INSTRUCTIONS FOR THE TASK =>
Return each line of the data below exactly, omitting any pictures.

Dataset excerpts:
· · ·

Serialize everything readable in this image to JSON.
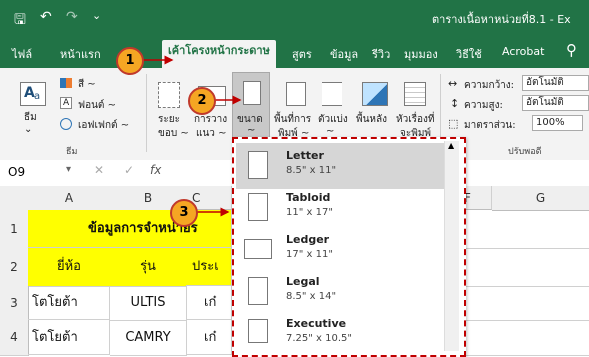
{
  "window": {
    "title": "ตารางเนื้อหาหน่วยที่8.1 - Ex"
  },
  "quick_access": {
    "save": "🖫",
    "undo": "↶",
    "redo": "↷",
    "customize": "⌄"
  },
  "tabs": [
    "ไฟล์",
    "หน้าแรก",
    "เค้าโครงหน้ากระดาษ",
    "สูตร",
    "ข้อมูล",
    "รีวิว",
    "มุมมอง",
    "วิธีใช้",
    "Acrobat"
  ],
  "tell_me_icon": "lightbulb-icon",
  "ribbon": {
    "themes": {
      "label": "ธีม",
      "colors": "สี ~",
      "fonts": "ฟอนต์ ~",
      "effects": "เอฟเฟกต์ ~",
      "group": "ธีม"
    },
    "margins": {
      "label1": "ระยะ",
      "label2": "ขอบ ~"
    },
    "orientation": {
      "label1": "การวาง",
      "label2": "แนว ~"
    },
    "size": {
      "label1": "ขนาด",
      "label2": "~"
    },
    "print_area": {
      "label1": "พื้นที่การ",
      "label2": "พิมพ์ ~"
    },
    "breaks": {
      "label1": "ตัวแบ่ง",
      "label2": "~"
    },
    "background": {
      "label1": "พื้นหลัง"
    },
    "print_titles": {
      "label1": "หัวเรื่องที่",
      "label2": "จะพิมพ์"
    },
    "scale": {
      "width_label": "ความกว้าง:",
      "width_value": "อัตโนมัติ",
      "height_label": "ความสูง:",
      "height_value": "อัตโนมัติ",
      "scale_label": "มาตราส่วน:",
      "scale_value": "100%",
      "group": "ปรับพอดี"
    }
  },
  "formula_bar": {
    "name_box": "O9",
    "cancel": "✕",
    "enter": "✓",
    "fx": "fx"
  },
  "sheet": {
    "columns": [
      "A",
      "B",
      "C",
      "F",
      "G"
    ],
    "rows": [
      {
        "num": "1",
        "cells": [
          "ข้อมูลการจำหน่ายร"
        ]
      },
      {
        "num": "2",
        "cells": [
          "ยี่ห้อ",
          "รุ่น",
          "ประเ"
        ]
      },
      {
        "num": "3",
        "cells": [
          "โตโยต้า",
          "ULTIS",
          "เก๋"
        ]
      },
      {
        "num": "4",
        "cells": [
          "โตโยต้า",
          "CAMRY",
          "เก๋"
        ]
      }
    ]
  },
  "size_dropdown": [
    {
      "name": "Letter",
      "dims": "8.5\" x 11\""
    },
    {
      "name": "Tabloid",
      "dims": "11\" x 17\""
    },
    {
      "name": "Ledger",
      "dims": "17\" x 11\""
    },
    {
      "name": "Legal",
      "dims": "8.5\" x 14\""
    },
    {
      "name": "Executive",
      "dims": "7.25\" x 10.5\""
    }
  ],
  "callouts": [
    "1",
    "2",
    "3"
  ],
  "colors": {
    "excel_green": "#217346",
    "header_yellow": "#ffff00",
    "callout_fill": "#f5a623",
    "callout_border": "#c0392b",
    "dashed_border": "#c00000"
  }
}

· · ·

SOLUTION BELOW =>
Serialize everything readable in this image to JSON.
{
  "window": {
    "title": "ตารางเนื้อหาหน่วยที่8.1 - Ex"
  },
  "quick_access": {
    "save": "🖫",
    "undo": "↶",
    "redo": "↷",
    "customize": "⌄"
  },
  "tabs": [
    "ไฟล์",
    "หน้าแรก",
    "เค้าโครงหน้ากระดาษ",
    "สูตร",
    "ข้อมูล",
    "รีวิว",
    "มุมมอง",
    "วิธีใช้",
    "Acrobat"
  ],
  "tell_me_icon": "lightbulb-icon",
  "ribbon": {
    "themes": {
      "label": "ธีม",
      "colors": "สี ~",
      "fonts": "ฟอนต์ ~",
      "effects": "เอฟเฟกต์ ~",
      "group": "ธีม"
    },
    "margins": {
      "label1": "ระยะ",
      "label2": "ขอบ ~"
    },
    "orientation": {
      "label1": "การวาง",
      "label2": "แนว ~"
    },
    "size": {
      "label1": "ขนาด",
      "label2": "~"
    },
    "print_area": {
      "label1": "พื้นที่การ",
      "label2": "พิมพ์ ~"
    },
    "breaks": {
      "label1": "ตัวแบ่ง",
      "label2": "~"
    },
    "background": {
      "label1": "พื้นหลัง"
    },
    "print_titles": {
      "label1": "หัวเรื่องที่",
      "label2": "จะพิมพ์"
    },
    "scale": {
      "width_label": "ความกว้าง:",
      "width_value": "อัตโนมัติ",
      "height_label": "ความสูง:",
      "height_value": "อัตโนมัติ",
      "scale_label": "มาตราส่วน:",
      "scale_value": "100%",
      "group": "ปรับพอดี"
    }
  },
  "formula_bar": {
    "name_box": "O9",
    "cancel": "✕",
    "enter": "✓",
    "fx": "fx"
  },
  "sheet": {
    "columns": [
      "A",
      "B",
      "C",
      "F",
      "G"
    ],
    "rows": [
      {
        "num": "1",
        "cells": [
          "ข้อมูลการจำหน่ายร"
        ]
      },
      {
        "num": "2",
        "cells": [
          "ยี่ห้อ",
          "รุ่น",
          "ประเ"
        ]
      },
      {
        "num": "3",
        "cells": [
          "โตโยต้า",
          "ULTIS",
          "เก๋"
        ]
      },
      {
        "num": "4",
        "cells": [
          "โตโยต้า",
          "CAMRY",
          "เก๋"
        ]
      }
    ]
  },
  "size_dropdown": [
    {
      "name": "Letter",
      "dims": "8.5\" x 11\""
    },
    {
      "name": "Tabloid",
      "dims": "11\" x 17\""
    },
    {
      "name": "Ledger",
      "dims": "17\" x 11\""
    },
    {
      "name": "Legal",
      "dims": "8.5\" x 14\""
    },
    {
      "name": "Executive",
      "dims": "7.25\" x 10.5\""
    }
  ],
  "callouts": [
    "1",
    "2",
    "3"
  ],
  "colors": {
    "excel_green": "#217346",
    "header_yellow": "#ffff00",
    "callout_fill": "#f5a623",
    "callout_border": "#c0392b",
    "dashed_border": "#c00000"
  }
}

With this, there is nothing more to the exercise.